## Extracted data entries:
★ ★ ★ ★ ★ ★ ★
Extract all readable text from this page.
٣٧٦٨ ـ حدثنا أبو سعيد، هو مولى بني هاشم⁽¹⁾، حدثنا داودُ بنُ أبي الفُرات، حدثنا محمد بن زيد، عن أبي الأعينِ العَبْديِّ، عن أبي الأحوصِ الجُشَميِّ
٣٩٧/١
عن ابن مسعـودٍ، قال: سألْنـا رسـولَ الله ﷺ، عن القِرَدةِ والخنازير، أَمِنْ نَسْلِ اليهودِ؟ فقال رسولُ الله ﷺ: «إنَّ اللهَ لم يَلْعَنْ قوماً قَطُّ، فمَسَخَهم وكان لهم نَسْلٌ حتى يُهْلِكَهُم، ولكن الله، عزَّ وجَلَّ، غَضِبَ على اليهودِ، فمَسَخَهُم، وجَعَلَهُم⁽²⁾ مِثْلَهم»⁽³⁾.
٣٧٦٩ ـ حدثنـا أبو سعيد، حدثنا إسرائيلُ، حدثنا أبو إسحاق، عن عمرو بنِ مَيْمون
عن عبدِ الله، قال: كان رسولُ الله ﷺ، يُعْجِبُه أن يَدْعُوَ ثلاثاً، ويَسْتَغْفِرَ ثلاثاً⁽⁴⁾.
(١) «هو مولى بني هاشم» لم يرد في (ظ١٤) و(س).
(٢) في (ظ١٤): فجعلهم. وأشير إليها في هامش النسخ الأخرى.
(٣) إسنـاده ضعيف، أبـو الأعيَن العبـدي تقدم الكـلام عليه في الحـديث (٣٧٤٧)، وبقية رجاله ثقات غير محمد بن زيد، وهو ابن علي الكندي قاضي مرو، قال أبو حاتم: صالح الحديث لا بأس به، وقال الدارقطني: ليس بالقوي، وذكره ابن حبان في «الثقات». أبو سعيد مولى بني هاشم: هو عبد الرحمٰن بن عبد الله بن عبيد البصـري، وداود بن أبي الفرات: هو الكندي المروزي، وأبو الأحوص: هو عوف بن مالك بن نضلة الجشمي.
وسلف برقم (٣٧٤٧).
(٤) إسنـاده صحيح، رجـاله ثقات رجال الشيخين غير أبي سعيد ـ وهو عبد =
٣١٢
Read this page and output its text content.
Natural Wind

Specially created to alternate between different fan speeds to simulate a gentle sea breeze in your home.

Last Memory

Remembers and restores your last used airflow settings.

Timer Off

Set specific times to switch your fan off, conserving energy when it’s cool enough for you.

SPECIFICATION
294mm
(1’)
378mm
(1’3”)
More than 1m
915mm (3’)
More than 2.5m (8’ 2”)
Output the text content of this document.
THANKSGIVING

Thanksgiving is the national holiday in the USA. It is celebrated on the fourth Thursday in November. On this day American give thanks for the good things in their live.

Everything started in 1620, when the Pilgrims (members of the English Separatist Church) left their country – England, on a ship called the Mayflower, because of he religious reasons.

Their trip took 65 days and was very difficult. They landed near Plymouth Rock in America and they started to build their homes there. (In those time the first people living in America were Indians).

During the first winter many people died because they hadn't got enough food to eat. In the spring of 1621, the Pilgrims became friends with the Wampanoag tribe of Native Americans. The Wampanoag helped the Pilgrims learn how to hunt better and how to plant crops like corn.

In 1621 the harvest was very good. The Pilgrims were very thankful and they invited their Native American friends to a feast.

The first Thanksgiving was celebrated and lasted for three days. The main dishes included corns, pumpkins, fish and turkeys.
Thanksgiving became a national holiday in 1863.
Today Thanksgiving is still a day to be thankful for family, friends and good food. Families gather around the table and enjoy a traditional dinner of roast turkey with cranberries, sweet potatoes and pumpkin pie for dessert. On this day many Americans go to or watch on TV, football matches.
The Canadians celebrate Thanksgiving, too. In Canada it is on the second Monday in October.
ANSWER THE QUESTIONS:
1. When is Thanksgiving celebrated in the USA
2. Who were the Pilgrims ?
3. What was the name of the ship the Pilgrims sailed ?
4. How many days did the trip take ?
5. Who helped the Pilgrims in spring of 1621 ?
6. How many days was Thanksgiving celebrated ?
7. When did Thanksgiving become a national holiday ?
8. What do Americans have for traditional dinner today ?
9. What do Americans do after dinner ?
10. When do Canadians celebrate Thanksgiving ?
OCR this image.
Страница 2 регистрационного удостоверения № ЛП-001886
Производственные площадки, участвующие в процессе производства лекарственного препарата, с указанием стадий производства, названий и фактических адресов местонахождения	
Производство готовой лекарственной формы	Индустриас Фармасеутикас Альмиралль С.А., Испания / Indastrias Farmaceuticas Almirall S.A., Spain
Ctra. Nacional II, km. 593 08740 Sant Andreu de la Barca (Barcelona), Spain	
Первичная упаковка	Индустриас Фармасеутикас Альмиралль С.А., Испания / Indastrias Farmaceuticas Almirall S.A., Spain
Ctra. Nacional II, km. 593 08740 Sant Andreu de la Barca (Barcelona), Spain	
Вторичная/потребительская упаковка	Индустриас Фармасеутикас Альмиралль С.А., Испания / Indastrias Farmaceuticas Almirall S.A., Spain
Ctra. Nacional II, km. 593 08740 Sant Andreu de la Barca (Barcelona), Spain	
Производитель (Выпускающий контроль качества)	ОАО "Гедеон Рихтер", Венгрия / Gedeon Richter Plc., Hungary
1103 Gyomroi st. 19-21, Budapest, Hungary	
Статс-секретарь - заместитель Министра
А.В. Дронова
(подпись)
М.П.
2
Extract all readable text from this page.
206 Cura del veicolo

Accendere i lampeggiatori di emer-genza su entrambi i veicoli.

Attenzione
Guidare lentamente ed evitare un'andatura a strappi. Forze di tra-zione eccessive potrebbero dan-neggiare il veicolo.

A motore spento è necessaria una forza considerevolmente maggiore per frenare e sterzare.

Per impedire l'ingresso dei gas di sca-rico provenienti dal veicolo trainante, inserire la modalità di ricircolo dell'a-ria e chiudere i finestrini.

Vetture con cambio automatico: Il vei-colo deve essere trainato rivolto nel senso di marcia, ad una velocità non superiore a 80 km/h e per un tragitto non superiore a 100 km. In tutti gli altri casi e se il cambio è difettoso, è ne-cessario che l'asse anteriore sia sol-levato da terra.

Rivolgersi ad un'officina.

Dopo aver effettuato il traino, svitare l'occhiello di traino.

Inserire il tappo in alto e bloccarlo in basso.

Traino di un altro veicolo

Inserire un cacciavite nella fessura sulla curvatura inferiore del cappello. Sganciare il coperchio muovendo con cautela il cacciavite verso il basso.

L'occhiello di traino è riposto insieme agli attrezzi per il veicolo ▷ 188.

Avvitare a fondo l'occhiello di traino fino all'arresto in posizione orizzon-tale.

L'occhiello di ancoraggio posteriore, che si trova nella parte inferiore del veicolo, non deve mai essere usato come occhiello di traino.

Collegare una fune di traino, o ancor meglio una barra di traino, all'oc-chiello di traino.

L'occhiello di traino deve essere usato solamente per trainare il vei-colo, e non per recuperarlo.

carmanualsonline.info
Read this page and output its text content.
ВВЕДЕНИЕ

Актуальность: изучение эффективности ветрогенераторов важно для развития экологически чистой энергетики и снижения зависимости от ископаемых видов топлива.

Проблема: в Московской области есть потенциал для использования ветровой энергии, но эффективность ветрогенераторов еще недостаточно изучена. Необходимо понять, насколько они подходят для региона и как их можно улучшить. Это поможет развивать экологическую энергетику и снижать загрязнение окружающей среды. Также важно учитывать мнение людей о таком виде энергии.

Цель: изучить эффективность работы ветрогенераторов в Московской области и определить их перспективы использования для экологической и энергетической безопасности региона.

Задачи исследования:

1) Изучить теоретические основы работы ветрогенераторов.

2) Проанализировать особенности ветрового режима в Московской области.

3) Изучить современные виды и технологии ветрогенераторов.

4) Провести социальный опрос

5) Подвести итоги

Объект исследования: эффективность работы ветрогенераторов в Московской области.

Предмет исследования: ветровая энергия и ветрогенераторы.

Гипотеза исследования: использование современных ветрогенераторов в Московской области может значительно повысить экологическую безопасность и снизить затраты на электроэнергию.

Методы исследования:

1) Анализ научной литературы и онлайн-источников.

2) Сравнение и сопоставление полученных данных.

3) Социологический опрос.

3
★ ★ ★ ★ ★ ★ ★
Pull every line containing the word "were" out of the entries above.

## Answer below:
Their trip took 65 days and was very difficult. They landed near Plymouth Rock in America and they started to build their homes there. (In those time the first people living in America were Indians).
In 1621 the harvest was very good. The Pilgrims were very thankful and they invited their Native American friends to a feast.
2. Who were the Pilgrims ?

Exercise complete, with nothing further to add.